■ **EXERCISE PROMPT**
How many of the lines below include "JSON"? Give the number and no other words.

(Data items)
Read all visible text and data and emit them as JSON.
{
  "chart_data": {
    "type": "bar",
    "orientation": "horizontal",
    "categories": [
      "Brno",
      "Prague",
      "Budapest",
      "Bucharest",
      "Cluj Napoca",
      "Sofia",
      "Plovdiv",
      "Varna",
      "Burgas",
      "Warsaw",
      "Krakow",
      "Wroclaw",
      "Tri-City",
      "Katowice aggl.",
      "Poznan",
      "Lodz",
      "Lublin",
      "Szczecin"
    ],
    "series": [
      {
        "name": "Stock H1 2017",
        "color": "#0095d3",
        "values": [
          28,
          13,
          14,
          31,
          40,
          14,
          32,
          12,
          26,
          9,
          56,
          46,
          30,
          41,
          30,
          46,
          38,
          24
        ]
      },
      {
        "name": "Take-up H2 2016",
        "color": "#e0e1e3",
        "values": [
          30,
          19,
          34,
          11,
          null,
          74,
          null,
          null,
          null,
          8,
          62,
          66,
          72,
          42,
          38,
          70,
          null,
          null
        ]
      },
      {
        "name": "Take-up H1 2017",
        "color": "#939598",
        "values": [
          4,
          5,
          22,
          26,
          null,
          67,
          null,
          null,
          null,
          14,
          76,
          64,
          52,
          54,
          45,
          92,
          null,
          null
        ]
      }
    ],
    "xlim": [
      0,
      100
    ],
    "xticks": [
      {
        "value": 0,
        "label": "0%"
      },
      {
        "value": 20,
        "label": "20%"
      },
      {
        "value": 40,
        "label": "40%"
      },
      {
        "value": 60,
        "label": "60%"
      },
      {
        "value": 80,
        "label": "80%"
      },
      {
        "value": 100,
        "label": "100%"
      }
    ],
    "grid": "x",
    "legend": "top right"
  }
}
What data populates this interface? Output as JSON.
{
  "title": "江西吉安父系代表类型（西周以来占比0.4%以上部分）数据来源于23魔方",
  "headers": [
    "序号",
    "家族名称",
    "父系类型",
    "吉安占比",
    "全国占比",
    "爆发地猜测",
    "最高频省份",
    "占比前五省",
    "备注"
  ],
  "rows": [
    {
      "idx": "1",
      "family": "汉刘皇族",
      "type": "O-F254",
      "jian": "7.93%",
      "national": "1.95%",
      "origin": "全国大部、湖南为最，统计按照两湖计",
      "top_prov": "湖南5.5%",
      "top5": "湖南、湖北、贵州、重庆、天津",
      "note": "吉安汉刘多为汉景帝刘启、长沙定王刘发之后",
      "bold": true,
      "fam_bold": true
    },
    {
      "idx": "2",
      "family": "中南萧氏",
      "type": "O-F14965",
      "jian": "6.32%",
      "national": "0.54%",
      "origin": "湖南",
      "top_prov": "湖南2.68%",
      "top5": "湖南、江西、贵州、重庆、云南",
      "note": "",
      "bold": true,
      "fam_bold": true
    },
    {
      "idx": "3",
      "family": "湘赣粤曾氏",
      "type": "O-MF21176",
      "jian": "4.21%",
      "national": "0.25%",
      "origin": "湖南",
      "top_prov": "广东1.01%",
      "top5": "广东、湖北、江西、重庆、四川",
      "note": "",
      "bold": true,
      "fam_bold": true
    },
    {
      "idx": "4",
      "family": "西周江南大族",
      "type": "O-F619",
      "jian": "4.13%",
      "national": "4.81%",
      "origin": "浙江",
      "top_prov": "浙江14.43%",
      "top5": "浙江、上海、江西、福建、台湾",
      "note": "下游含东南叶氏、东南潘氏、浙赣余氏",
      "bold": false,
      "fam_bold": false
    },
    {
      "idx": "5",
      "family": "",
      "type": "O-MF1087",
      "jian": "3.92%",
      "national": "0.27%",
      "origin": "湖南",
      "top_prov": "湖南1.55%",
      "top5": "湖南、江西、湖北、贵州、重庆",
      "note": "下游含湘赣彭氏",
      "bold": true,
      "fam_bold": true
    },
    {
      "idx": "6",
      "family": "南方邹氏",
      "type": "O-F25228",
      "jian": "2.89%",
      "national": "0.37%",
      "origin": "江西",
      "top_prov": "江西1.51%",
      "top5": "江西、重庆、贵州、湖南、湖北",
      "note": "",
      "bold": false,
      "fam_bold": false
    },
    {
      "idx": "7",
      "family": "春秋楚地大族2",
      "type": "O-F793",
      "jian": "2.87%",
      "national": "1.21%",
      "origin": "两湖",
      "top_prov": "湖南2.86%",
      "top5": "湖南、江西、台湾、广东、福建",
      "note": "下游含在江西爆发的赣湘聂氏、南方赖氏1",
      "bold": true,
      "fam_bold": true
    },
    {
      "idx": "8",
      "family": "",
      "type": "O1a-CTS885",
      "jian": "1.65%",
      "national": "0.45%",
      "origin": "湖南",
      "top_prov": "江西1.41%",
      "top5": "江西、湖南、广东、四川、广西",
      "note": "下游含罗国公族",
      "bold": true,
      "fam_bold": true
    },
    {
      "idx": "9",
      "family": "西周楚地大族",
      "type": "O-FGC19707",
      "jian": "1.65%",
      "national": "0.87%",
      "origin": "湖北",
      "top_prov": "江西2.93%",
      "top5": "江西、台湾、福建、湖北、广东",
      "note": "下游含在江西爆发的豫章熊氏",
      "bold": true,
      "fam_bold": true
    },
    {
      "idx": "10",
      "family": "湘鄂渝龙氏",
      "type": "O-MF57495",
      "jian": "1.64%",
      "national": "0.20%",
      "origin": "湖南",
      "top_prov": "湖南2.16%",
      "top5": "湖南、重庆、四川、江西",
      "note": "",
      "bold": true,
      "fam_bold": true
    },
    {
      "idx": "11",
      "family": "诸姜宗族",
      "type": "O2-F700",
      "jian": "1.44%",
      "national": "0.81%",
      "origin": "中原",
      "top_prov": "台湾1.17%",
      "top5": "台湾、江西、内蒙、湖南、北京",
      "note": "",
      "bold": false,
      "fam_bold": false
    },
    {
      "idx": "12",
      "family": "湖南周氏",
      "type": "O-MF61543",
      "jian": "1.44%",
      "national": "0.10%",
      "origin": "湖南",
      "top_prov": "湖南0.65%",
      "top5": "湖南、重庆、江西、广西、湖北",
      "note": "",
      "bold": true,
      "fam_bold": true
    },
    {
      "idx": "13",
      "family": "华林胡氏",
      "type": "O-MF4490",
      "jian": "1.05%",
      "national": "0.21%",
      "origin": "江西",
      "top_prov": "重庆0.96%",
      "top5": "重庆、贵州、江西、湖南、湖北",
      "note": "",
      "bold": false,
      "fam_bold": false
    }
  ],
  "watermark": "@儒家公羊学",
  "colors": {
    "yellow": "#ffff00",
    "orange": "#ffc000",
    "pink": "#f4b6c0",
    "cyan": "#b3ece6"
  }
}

■ **ANSWER**
2